### Your task
All of the records below must be output exactly, with no pictures carried over.

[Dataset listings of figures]
__________________________________________________
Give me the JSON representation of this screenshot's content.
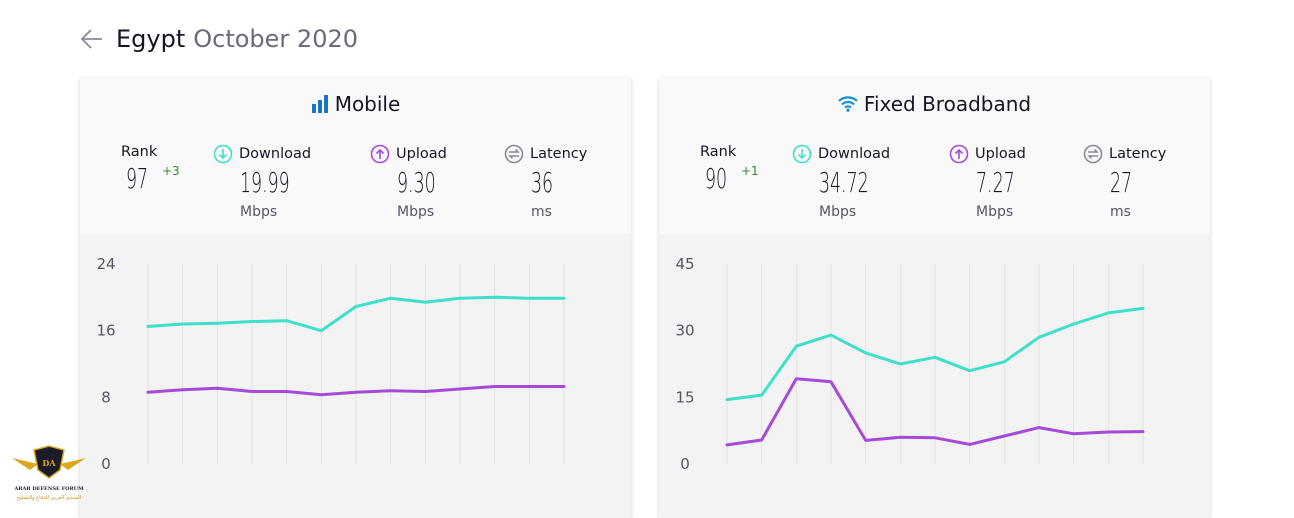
{
  "header": {
    "country": "Egypt",
    "period": "October 2020"
  },
  "colors": {
    "download": "#3fe0c9",
    "upload": "#a64ad8",
    "latency": "#888899",
    "rank_up": "#2e8b2e",
    "mobile_icon": "#1a73c6",
    "broadband_icon": "#1a8fd6"
  },
  "mobile": {
    "title": "Mobile",
    "icon": "signal-bars-icon",
    "rank_label": "Rank",
    "rank": "97",
    "rank_change": "+3",
    "download_label": "Download",
    "download": "19.99",
    "download_unit": "Mbps",
    "upload_label": "Upload",
    "upload": "9.30",
    "upload_unit": "Mbps",
    "latency_label": "Latency",
    "latency": "36",
    "latency_unit": "ms"
  },
  "broadband": {
    "title": "Fixed Broadband",
    "icon": "wifi-icon",
    "rank_label": "Rank",
    "rank": "90",
    "rank_change": "+1",
    "download_label": "Download",
    "download": "34.72",
    "download_unit": "Mbps",
    "upload_label": "Upload",
    "upload": "7.27",
    "upload_unit": "Mbps",
    "latency_label": "Latency",
    "latency": "27",
    "latency_unit": "ms"
  },
  "chart_data": [
    {
      "type": "line",
      "ylim": [
        0,
        24
      ],
      "yticks": [
        "24",
        "16",
        "8",
        "0"
      ],
      "series": [
        {
          "values": [
            16.5,
            16.8,
            16.9,
            17.1,
            17.2,
            16.0,
            18.9,
            19.9,
            19.4,
            19.9,
            20.0,
            19.9,
            19.9
          ]
        },
        {
          "values": [
            8.6,
            8.9,
            9.1,
            8.7,
            8.7,
            8.3,
            8.6,
            8.8,
            8.7,
            9.0,
            9.3,
            9.3,
            9.3
          ]
        }
      ]
    },
    {
      "type": "line",
      "ylim": [
        0,
        45
      ],
      "yticks": [
        "45",
        "30",
        "15",
        "0"
      ],
      "series": [
        {
          "values": [
            14.5,
            15.5,
            26.5,
            29,
            25,
            22.5,
            24,
            21,
            23,
            28.5,
            31.5,
            34,
            35
          ]
        },
        {
          "values": [
            4.3,
            5.4,
            19.2,
            18.5,
            5.3,
            6.0,
            5.9,
            4.4,
            6.3,
            8.2,
            6.8,
            7.2,
            7.3
          ]
        }
      ]
    }
  ],
  "watermark": {
    "logo_text": "DA",
    "line1": "ARAB DEFENSE FORUM",
    "line2": "المنتدى العربي للدفاع والتسليح"
  }
}
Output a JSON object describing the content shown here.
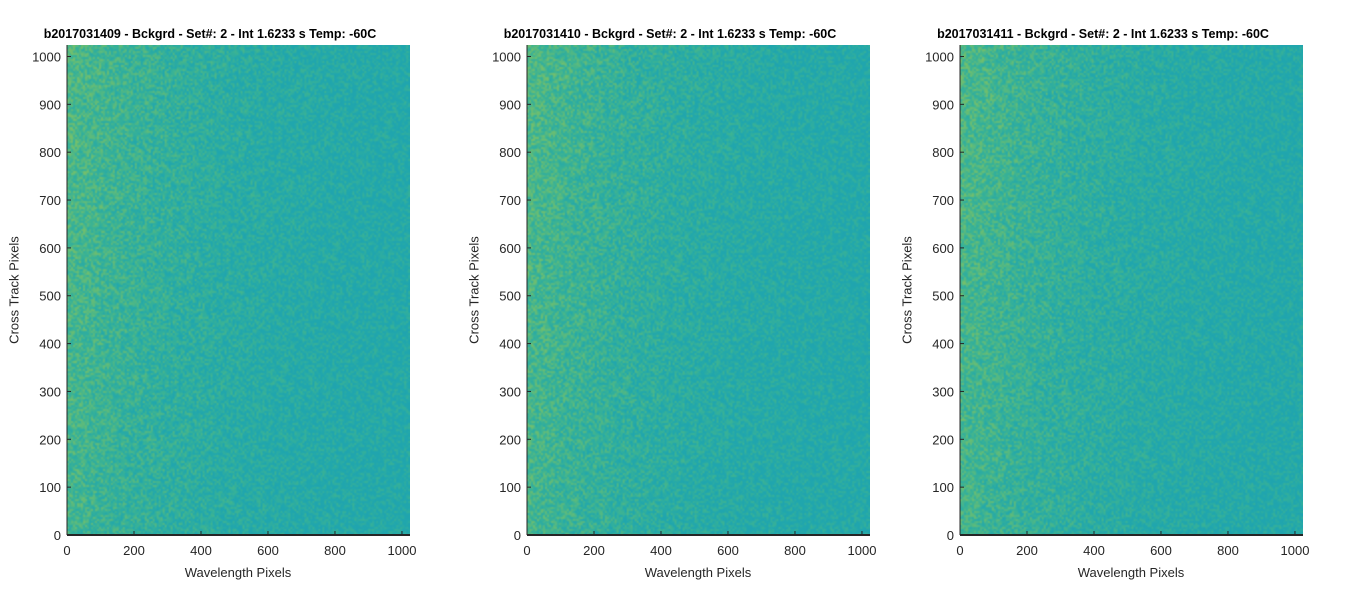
__________________________________________________
### Right answer
Give me the JSON representation of this screenshot's content.
{
  "header": {
    "country": "Egypt",
    "period": "October 2020"
  },
  "colors": {
    "download": "#3fe0c9",
    "upload": "#a64ad8",
    "latency": "#888899",
    "rank_up": "#2e8b2e",
    "mobile_icon": "#1a73c6",
    "broadband_icon": "#1a8fd6"
  },
  "mobile": {
    "title": "Mobile",
    "icon": "signal-bars-icon",
    "rank_label": "Rank",
    "rank": "97",
    "rank_change": "+3",
    "download_label": "Download",
    "download": "19.99",
    "download_unit": "Mbps",
    "upload_label": "Upload",
    "upload": "9.30",
    "upload_unit": "Mbps",
    "latency_label": "Latency",
    "latency": "36",
    "latency_unit": "ms"
  },
  "broadband": {
    "title": "Fixed Broadband",
    "icon": "wifi-icon",
    "rank_label": "Rank",
    "rank": "90",
    "rank_change": "+1",
    "download_label": "Download",
    "download": "34.72",
    "download_unit": "Mbps",
    "upload_label": "Upload",
    "upload": "7.27",
    "upload_unit": "Mbps",
    "latency_label": "Latency",
    "latency": "27",
    "latency_unit": "ms"
  },
  "chart_data": [
    {
      "type": "line",
      "ylim": [
        0,
        24
      ],
      "yticks": [
        "24",
        "16",
        "8",
        "0"
      ],
      "series": [
        {
          "values": [
            16.5,
            16.8,
            16.9,
            17.1,
            17.2,
            16.0,
            18.9,
            19.9,
            19.4,
            19.9,
            20.0,
            19.9,
            19.9
          ]
        },
        {
          "values": [
            8.6,
            8.9,
            9.1,
            8.7,
            8.7,
            8.3,
            8.6,
            8.8,
            8.7,
            9.0,
            9.3,
            9.3,
            9.3
          ]
        }
      ]
    },
    {
      "type": "line",
      "ylim": [
        0,
        45
      ],
      "yticks": [
        "45",
        "30",
        "15",
        "0"
      ],
      "series": [
        {
          "values": [
            14.5,
            15.5,
            26.5,
            29,
            25,
            22.5,
            24,
            21,
            23,
            28.5,
            31.5,
            34,
            35
          ]
        },
        {
          "values": [
            4.3,
            5.4,
            19.2,
            18.5,
            5.3,
            6.0,
            5.9,
            4.4,
            6.3,
            8.2,
            6.8,
            7.2,
            7.3
          ]
        }
      ]
    }
  ],
  "watermark": {
    "logo_text": "DA",
    "line1": "ARAB DEFENSE FORUM",
    "line2": "المنتدى العربي للدفاع والتسليح"
  }
}
Output a JSON object describing the content shown here.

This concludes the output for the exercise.